- _DATA EXCERPTS_:
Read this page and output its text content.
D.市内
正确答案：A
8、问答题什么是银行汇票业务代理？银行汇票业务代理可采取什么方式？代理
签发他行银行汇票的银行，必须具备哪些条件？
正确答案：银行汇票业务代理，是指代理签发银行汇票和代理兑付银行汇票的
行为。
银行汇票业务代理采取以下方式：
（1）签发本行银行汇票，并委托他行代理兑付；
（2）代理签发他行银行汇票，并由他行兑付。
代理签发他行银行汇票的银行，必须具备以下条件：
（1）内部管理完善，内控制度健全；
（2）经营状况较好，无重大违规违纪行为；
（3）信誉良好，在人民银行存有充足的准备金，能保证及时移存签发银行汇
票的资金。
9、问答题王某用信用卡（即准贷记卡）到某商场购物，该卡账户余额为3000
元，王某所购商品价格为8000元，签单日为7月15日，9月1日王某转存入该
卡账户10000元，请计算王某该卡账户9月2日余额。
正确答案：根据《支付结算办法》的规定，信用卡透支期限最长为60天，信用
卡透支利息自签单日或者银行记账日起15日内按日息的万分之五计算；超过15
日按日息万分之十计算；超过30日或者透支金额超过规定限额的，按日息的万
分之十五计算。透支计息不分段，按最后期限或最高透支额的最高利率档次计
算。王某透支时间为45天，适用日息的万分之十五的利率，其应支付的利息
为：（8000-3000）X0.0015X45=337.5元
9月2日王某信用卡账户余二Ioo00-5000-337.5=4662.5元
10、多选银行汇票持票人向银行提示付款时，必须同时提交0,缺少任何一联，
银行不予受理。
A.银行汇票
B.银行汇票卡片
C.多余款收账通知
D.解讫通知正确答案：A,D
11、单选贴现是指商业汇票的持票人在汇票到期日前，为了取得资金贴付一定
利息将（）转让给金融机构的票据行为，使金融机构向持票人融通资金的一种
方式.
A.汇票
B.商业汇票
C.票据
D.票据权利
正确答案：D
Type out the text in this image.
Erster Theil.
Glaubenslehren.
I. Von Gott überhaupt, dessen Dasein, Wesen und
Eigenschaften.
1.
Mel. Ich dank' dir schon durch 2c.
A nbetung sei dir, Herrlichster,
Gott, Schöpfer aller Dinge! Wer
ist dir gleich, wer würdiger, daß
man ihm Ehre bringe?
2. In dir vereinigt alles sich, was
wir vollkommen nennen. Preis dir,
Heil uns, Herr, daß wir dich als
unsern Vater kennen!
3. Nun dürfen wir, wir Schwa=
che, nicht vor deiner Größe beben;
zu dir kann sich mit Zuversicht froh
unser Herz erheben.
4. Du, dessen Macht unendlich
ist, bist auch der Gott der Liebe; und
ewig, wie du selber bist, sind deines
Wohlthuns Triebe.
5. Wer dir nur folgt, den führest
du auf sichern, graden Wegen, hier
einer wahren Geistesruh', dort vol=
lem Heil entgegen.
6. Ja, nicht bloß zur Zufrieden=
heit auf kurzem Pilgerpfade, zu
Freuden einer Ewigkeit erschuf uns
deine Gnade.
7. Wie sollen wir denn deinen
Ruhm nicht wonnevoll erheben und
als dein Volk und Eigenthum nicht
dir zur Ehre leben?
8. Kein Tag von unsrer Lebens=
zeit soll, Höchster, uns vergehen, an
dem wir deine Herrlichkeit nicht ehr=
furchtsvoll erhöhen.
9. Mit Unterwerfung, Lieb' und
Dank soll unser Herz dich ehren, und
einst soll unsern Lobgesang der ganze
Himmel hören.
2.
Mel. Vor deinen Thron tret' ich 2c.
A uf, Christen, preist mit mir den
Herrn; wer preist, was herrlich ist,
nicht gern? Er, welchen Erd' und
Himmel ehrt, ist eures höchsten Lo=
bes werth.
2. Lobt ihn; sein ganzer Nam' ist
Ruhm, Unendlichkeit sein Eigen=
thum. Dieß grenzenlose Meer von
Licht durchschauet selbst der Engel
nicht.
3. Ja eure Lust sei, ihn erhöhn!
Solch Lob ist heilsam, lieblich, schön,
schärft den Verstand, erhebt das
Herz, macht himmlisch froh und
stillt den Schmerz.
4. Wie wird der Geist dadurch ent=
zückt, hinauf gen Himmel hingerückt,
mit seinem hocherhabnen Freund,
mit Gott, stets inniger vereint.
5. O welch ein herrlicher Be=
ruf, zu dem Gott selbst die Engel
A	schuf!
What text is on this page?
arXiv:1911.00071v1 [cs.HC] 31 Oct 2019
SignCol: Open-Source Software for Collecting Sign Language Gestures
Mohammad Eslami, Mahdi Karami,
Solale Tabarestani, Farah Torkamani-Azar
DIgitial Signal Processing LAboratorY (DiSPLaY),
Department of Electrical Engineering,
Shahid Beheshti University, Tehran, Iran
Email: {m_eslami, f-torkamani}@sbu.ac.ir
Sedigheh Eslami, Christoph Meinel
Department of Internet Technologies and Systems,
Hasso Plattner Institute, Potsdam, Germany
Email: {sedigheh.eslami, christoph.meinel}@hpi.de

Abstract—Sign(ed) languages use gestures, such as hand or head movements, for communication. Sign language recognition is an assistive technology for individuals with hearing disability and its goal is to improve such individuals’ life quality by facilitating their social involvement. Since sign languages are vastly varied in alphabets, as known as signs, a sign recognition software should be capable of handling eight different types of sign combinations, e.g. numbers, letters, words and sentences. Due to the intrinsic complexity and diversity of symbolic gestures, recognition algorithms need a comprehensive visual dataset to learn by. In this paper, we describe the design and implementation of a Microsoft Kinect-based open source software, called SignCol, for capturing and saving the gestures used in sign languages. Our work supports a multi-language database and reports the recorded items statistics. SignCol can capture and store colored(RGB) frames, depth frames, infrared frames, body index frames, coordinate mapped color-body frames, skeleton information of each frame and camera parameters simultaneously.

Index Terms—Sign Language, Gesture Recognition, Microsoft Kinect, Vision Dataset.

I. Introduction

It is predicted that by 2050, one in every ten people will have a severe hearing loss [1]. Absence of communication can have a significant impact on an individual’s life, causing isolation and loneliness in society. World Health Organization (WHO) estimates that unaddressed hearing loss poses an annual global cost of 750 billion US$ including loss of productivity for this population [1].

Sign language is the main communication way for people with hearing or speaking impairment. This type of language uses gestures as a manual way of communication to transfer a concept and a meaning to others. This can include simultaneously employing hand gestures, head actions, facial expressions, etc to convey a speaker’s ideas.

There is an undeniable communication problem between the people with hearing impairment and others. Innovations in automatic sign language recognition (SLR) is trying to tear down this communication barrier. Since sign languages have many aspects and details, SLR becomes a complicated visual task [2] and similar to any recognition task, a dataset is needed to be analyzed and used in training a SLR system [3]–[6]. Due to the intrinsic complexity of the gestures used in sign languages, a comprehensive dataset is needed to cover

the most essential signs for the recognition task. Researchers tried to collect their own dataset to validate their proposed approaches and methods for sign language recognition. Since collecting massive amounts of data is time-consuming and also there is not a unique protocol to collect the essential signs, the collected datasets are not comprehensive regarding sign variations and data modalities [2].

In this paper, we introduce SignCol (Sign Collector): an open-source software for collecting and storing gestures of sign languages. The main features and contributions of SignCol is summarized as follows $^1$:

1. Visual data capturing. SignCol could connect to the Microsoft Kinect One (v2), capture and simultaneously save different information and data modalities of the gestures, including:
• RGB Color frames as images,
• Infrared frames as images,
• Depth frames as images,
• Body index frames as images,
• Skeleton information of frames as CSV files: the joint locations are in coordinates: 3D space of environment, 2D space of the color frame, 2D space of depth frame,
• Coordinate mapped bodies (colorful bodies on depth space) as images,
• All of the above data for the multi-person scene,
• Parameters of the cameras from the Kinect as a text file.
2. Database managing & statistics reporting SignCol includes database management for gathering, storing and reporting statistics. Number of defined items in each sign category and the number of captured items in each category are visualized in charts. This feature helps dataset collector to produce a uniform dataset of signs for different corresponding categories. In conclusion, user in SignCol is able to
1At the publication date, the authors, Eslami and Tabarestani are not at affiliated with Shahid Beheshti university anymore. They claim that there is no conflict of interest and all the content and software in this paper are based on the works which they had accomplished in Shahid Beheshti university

- _STATED TASK_: Only the number is wanted: how many lines of the material above include the word "page"?

- _EXPECTED OUTPUT_: 2